[Entries from a dataset]
******************************
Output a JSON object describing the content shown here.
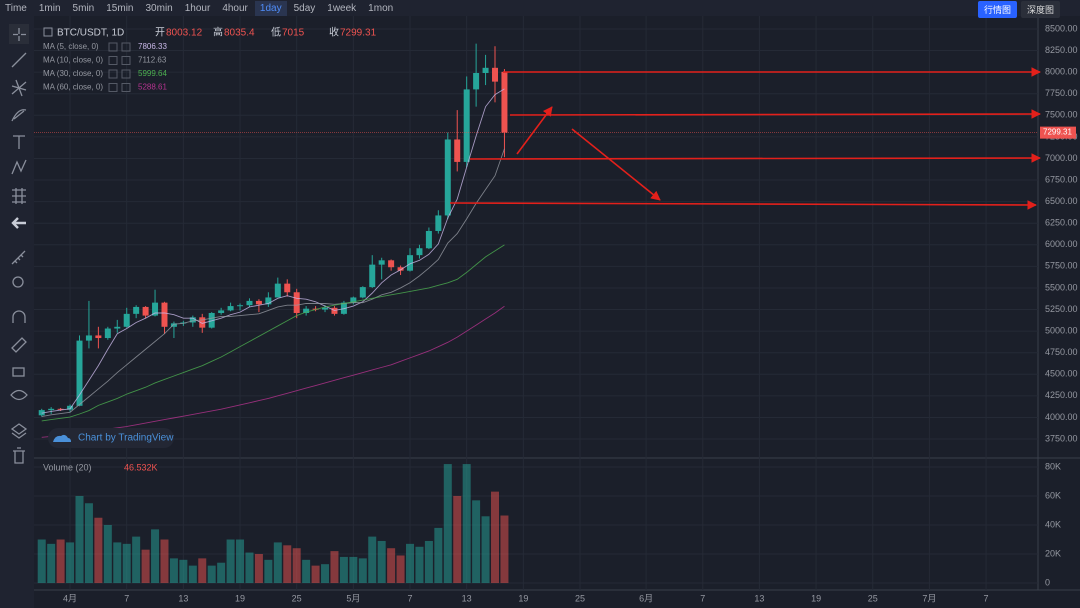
{
  "toolbar": {
    "intervals": [
      "Time",
      "1min",
      "5min",
      "15min",
      "30min",
      "1hour",
      "4hour",
      "1day",
      "5day",
      "1week",
      "1mon"
    ],
    "active": 7,
    "views": [
      "行情图",
      "深度图"
    ]
  },
  "chart_data": {
    "type": "candlestick",
    "title": "BTC/USDT, 1D",
    "ohlc_labels": [
      "开",
      "高",
      "低",
      "收"
    ],
    "up_color": "#26a69a",
    "down_color": "#ef5350",
    "grid": true,
    "x": [
      0,
      1,
      2,
      3,
      4,
      5,
      6,
      7,
      8,
      9,
      10,
      11,
      12,
      13,
      14,
      15,
      16,
      17,
      18,
      19,
      20,
      21,
      22,
      23,
      24,
      25,
      26,
      27,
      28,
      29,
      30,
      31,
      32,
      33,
      34,
      35,
      36,
      37,
      38,
      39,
      40,
      41,
      42,
      43,
      44,
      45,
      46,
      47,
      48,
      49
    ],
    "candles": [
      [
        4025,
        4100,
        4010,
        4085
      ],
      [
        4085,
        4120,
        4040,
        4100
      ],
      [
        4100,
        4110,
        4075,
        4090
      ],
      [
        4090,
        4150,
        4065,
        4135
      ],
      [
        4135,
        4950,
        4130,
        4890
      ],
      [
        4890,
        5350,
        4800,
        4950
      ],
      [
        4950,
        5050,
        4800,
        4920
      ],
      [
        4920,
        5050,
        4900,
        5030
      ],
      [
        5030,
        5130,
        4980,
        5050
      ],
      [
        5050,
        5270,
        5040,
        5200
      ],
      [
        5200,
        5300,
        5150,
        5280
      ],
      [
        5280,
        5290,
        5150,
        5180
      ],
      [
        5180,
        5480,
        5170,
        5330
      ],
      [
        5330,
        5340,
        4970,
        5050
      ],
      [
        5050,
        5110,
        4920,
        5090
      ],
      [
        5090,
        5120,
        5060,
        5100
      ],
      [
        5100,
        5180,
        5050,
        5160
      ],
      [
        5160,
        5200,
        4980,
        5040
      ],
      [
        5040,
        5220,
        5030,
        5210
      ],
      [
        5210,
        5270,
        5190,
        5240
      ],
      [
        5240,
        5330,
        5230,
        5290
      ],
      [
        5290,
        5320,
        5240,
        5300
      ],
      [
        5300,
        5380,
        5280,
        5350
      ],
      [
        5350,
        5370,
        5220,
        5310
      ],
      [
        5310,
        5450,
        5280,
        5390
      ],
      [
        5390,
        5620,
        5390,
        5550
      ],
      [
        5550,
        5600,
        5400,
        5450
      ],
      [
        5450,
        5490,
        5150,
        5210
      ],
      [
        5210,
        5290,
        5180,
        5260
      ],
      [
        5260,
        5290,
        5230,
        5250
      ],
      [
        5250,
        5300,
        5220,
        5270
      ],
      [
        5270,
        5290,
        5180,
        5200
      ],
      [
        5200,
        5350,
        5190,
        5330
      ],
      [
        5330,
        5400,
        5310,
        5390
      ],
      [
        5390,
        5520,
        5380,
        5510
      ],
      [
        5510,
        5880,
        5500,
        5770
      ],
      [
        5770,
        5850,
        5600,
        5820
      ],
      [
        5820,
        5830,
        5700,
        5740
      ],
      [
        5740,
        5760,
        5650,
        5700
      ],
      [
        5700,
        5960,
        5690,
        5880
      ],
      [
        5880,
        6000,
        5840,
        5960
      ],
      [
        5960,
        6200,
        5950,
        6160
      ],
      [
        6160,
        6400,
        6130,
        6340
      ],
      [
        6340,
        7300,
        6300,
        7220
      ],
      [
        7220,
        7560,
        6850,
        6960
      ],
      [
        6960,
        7950,
        6900,
        7800
      ],
      [
        7800,
        8330,
        7600,
        7990
      ],
      [
        7990,
        8200,
        7850,
        8050
      ],
      [
        8050,
        8300,
        7650,
        7890
      ],
      [
        8003.12,
        8035.4,
        7015.0,
        7299.31
      ]
    ],
    "xlim": [
      -0.5,
      105.5
    ],
    "xticks": [
      {
        "value": 3,
        "label": "4月"
      },
      {
        "value": 9,
        "label": "7"
      },
      {
        "value": 15,
        "label": "13"
      },
      {
        "value": 21,
        "label": "19"
      },
      {
        "value": 27,
        "label": "25"
      },
      {
        "value": 33,
        "label": "5月"
      },
      {
        "value": 39,
        "label": "7"
      },
      {
        "value": 45,
        "label": "13"
      },
      {
        "value": 51,
        "label": "19"
      },
      {
        "value": 57,
        "label": "25"
      },
      {
        "value": 64,
        "label": "6月"
      },
      {
        "value": 70,
        "label": "7"
      },
      {
        "value": 76,
        "label": "13"
      },
      {
        "value": 82,
        "label": "19"
      },
      {
        "value": 88,
        "label": "25"
      },
      {
        "value": 94,
        "label": "7月"
      },
      {
        "value": 100,
        "label": "7"
      }
    ],
    "ylim": [
      3565,
      8627
    ],
    "yticks": [
      {
        "value": 3750,
        "label": "3750.00"
      },
      {
        "value": 4000,
        "label": "4000.00"
      },
      {
        "value": 4250,
        "label": "4250.00"
      },
      {
        "value": 4500,
        "label": "4500.00"
      },
      {
        "value": 4750,
        "label": "4750.00"
      },
      {
        "value": 5000,
        "label": "5000.00"
      },
      {
        "value": 5250,
        "label": "5250.00"
      },
      {
        "value": 5500,
        "label": "5500.00"
      },
      {
        "value": 5750,
        "label": "5750.00"
      },
      {
        "value": 6000,
        "label": "6000.00"
      },
      {
        "value": 6250,
        "label": "6250.00"
      },
      {
        "value": 6500,
        "label": "6500.00"
      },
      {
        "value": 6750,
        "label": "6750.00"
      },
      {
        "value": 7000,
        "label": "7000.00"
      },
      {
        "value": 7250,
        "label": "7250.00"
      },
      {
        "value": 7500,
        "label": "7500.00"
      },
      {
        "value": 7750,
        "label": "7750.00"
      },
      {
        "value": 8000,
        "label": "8000.00"
      },
      {
        "value": 8250,
        "label": "8250.00"
      },
      {
        "value": 8500,
        "label": "8500.00"
      }
    ],
    "ma": [
      {
        "name": "MA (5, close, 0)",
        "color": "#c9b8e8",
        "values": [
          4050,
          4070,
          4085,
          4100,
          4260,
          4430,
          4600,
          4790,
          4970,
          5030,
          5100,
          5150,
          5210,
          5210,
          5190,
          5150,
          5150,
          5090,
          5120,
          5150,
          5190,
          5220,
          5280,
          5300,
          5320,
          5380,
          5410,
          5380,
          5370,
          5340,
          5290,
          5240,
          5260,
          5290,
          5340,
          5440,
          5560,
          5650,
          5710,
          5780,
          5820,
          5890,
          6010,
          6310,
          6530,
          6900,
          7260,
          7600,
          7740,
          7806.33
        ]
      },
      {
        "name": "MA (10, close, 0)",
        "color": "#9598a1",
        "values": [
          4010,
          4030,
          4045,
          4060,
          4150,
          4240,
          4330,
          4420,
          4520,
          4610,
          4700,
          4790,
          4880,
          4970,
          5080,
          5090,
          5120,
          5130,
          5150,
          5170,
          5170,
          5180,
          5190,
          5200,
          5240,
          5280,
          5300,
          5300,
          5320,
          5320,
          5320,
          5310,
          5320,
          5330,
          5330,
          5370,
          5420,
          5450,
          5500,
          5560,
          5640,
          5730,
          5830,
          6020,
          6130,
          6300,
          6480,
          6640,
          6800,
          7112.63
        ]
      },
      {
        "name": "MA (30, close, 0)",
        "color": "#4caf50",
        "values": [
          3960,
          3975,
          3990,
          4005,
          4040,
          4080,
          4140,
          4180,
          4220,
          4270,
          4310,
          4350,
          4400,
          4440,
          4480,
          4520,
          4560,
          4600,
          4650,
          4700,
          4760,
          4820,
          4880,
          4940,
          5000,
          5060,
          5120,
          5180,
          5220,
          5250,
          5280,
          5300,
          5320,
          5340,
          5360,
          5380,
          5400,
          5420,
          5440,
          5460,
          5480,
          5500,
          5530,
          5560,
          5600,
          5680,
          5770,
          5860,
          5930,
          5999.64
        ]
      },
      {
        "name": "MA (60, close, 0)",
        "color": "#b5338f",
        "values": [
          3770,
          3780,
          3790,
          3800,
          3815,
          3830,
          3850,
          3865,
          3880,
          3895,
          3915,
          3935,
          3955,
          3975,
          3995,
          4015,
          4035,
          4055,
          4075,
          4095,
          4120,
          4145,
          4170,
          4195,
          4220,
          4250,
          4280,
          4310,
          4340,
          4370,
          4400,
          4430,
          4460,
          4490,
          4520,
          4550,
          4580,
          4610,
          4650,
          4690,
          4730,
          4770,
          4820,
          4870,
          4930,
          5000,
          5070,
          5140,
          5210,
          5288.61
        ]
      }
    ],
    "watermark": "Chart by TradingView",
    "volume": {
      "title": "Volume (20)",
      "last_label": "46.532K",
      "values": [
        30000,
        27000,
        30000,
        28000,
        60000,
        55000,
        45000,
        40000,
        28000,
        27000,
        32000,
        23000,
        37000,
        30000,
        17000,
        16000,
        12000,
        17000,
        12000,
        14000,
        30000,
        30000,
        21000,
        20000,
        16000,
        28000,
        26000,
        24000,
        16000,
        12000,
        13000,
        22000,
        18000,
        18000,
        17000,
        32000,
        29000,
        24000,
        19000,
        27000,
        25000,
        29000,
        38000,
        82000,
        60000,
        82000,
        57000,
        46000,
        63000,
        46532
      ],
      "ylim": [
        -4800,
        84800
      ],
      "yticks": [
        0,
        {
          "value": 20000,
          "label": "20K"
        },
        {
          "value": 40000,
          "label": "40K"
        },
        {
          "value": 60000,
          "label": "60K"
        },
        {
          "value": 80000,
          "label": "80K"
        }
      ]
    }
  }
}
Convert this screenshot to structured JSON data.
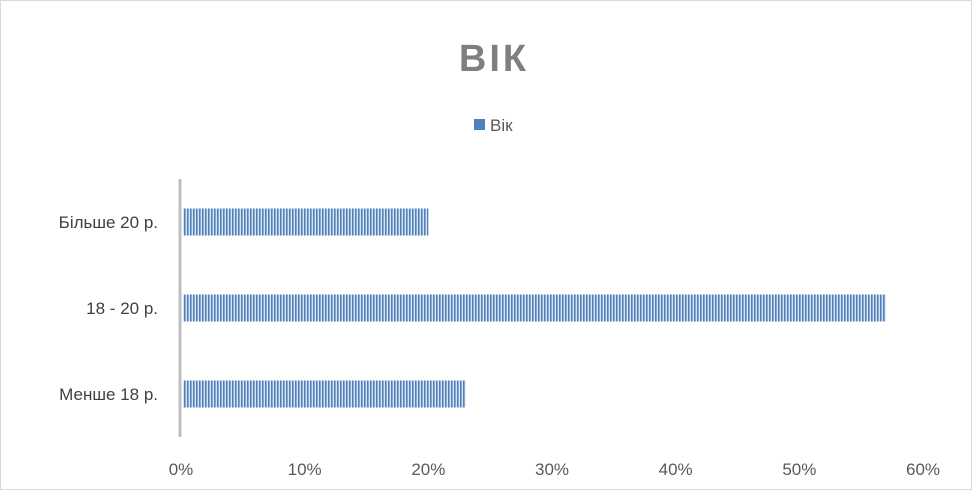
******************************
_Set problem_:
Write out every line of the entries that holds the word "close".

_Complete response_:
        "name": "MA (5, close, 0)",
        "name": "MA (10, close, 0)",
        "name": "MA (30, close, 0)",
        "name": "MA (60, close, 0)",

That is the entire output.